(Dataset items)
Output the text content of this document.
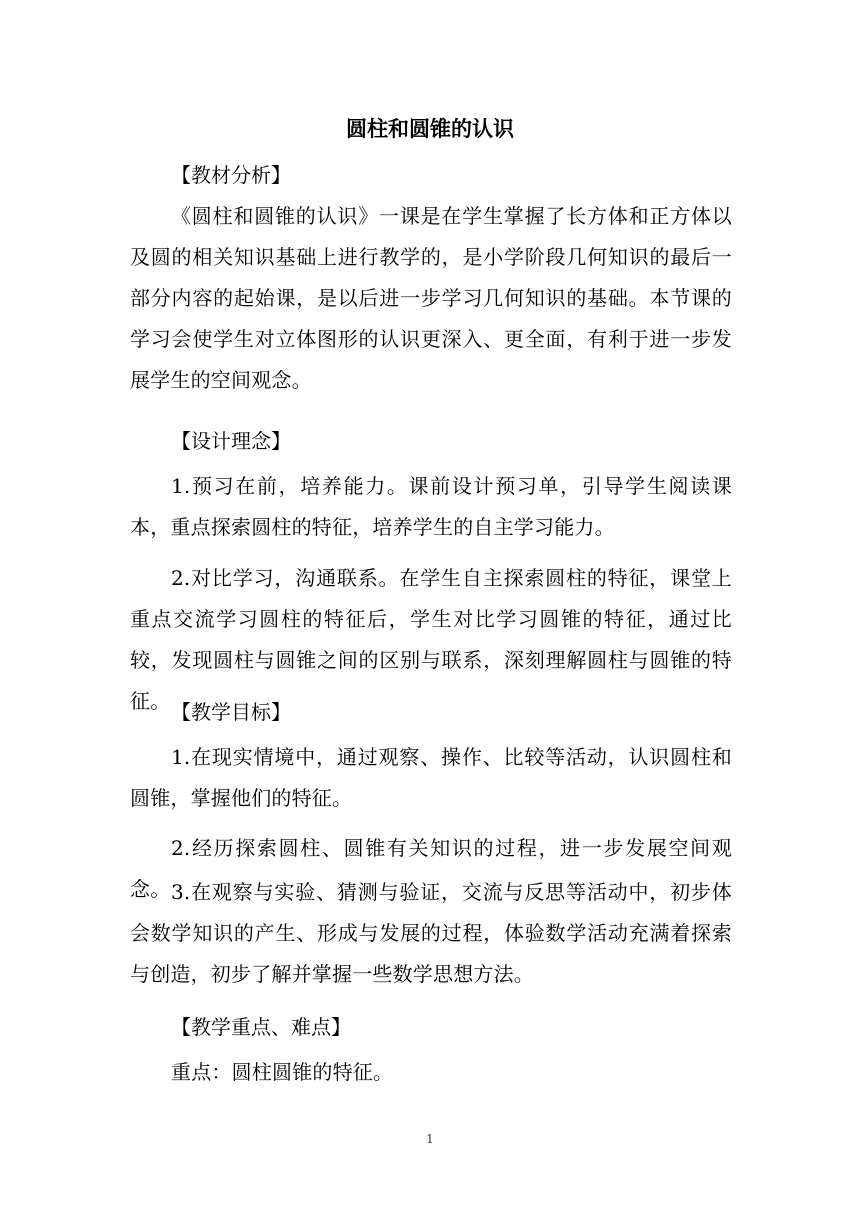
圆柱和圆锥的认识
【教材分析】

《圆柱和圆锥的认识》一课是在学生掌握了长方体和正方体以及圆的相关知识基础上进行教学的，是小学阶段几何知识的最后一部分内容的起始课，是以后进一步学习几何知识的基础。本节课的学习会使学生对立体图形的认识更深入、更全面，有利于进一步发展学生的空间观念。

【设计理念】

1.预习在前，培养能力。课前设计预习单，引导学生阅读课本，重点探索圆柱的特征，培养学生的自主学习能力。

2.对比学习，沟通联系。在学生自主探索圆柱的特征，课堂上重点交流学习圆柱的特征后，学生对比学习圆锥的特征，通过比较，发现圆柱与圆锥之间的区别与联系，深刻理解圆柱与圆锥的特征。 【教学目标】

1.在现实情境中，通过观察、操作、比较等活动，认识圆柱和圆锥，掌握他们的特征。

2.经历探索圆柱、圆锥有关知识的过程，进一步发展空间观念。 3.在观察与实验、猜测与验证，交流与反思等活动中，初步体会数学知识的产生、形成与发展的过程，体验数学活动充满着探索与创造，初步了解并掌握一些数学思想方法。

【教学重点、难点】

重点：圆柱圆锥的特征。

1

*Short problem*. Each record should be quoted exactly, with the images omitted.

*Completed exercise*.
Output the text content of this document.
圆柱和圆锥的认识
【教材分析】

《圆柱和圆锥的认识》一课是在学生掌握了长方体和正方体以及圆的相关知识基础上进行教学的，是小学阶段几何知识的最后一部分内容的起始课，是以后进一步学习几何知识的基础。本节课的学习会使学生对立体图形的认识更深入、更全面，有利于进一步发展学生的空间观念。

【设计理念】

1.预习在前，培养能力。课前设计预习单，引导学生阅读课本，重点探索圆柱的特征，培养学生的自主学习能力。

2.对比学习，沟通联系。在学生自主探索圆柱的特征，课堂上重点交流学习圆柱的特征后，学生对比学习圆锥的特征，通过比较，发现圆柱与圆锥之间的区别与联系，深刻理解圆柱与圆锥的特征。 【教学目标】

1.在现实情境中，通过观察、操作、比较等活动，认识圆柱和圆锥，掌握他们的特征。

2.经历探索圆柱、圆锥有关知识的过程，进一步发展空间观念。 3.在观察与实验、猜测与验证，交流与反思等活动中，初步体会数学知识的产生、形成与发展的过程，体验数学活动充满着探索与创造，初步了解并掌握一些数学思想方法。

【教学重点、难点】

重点：圆柱圆锥的特征。

1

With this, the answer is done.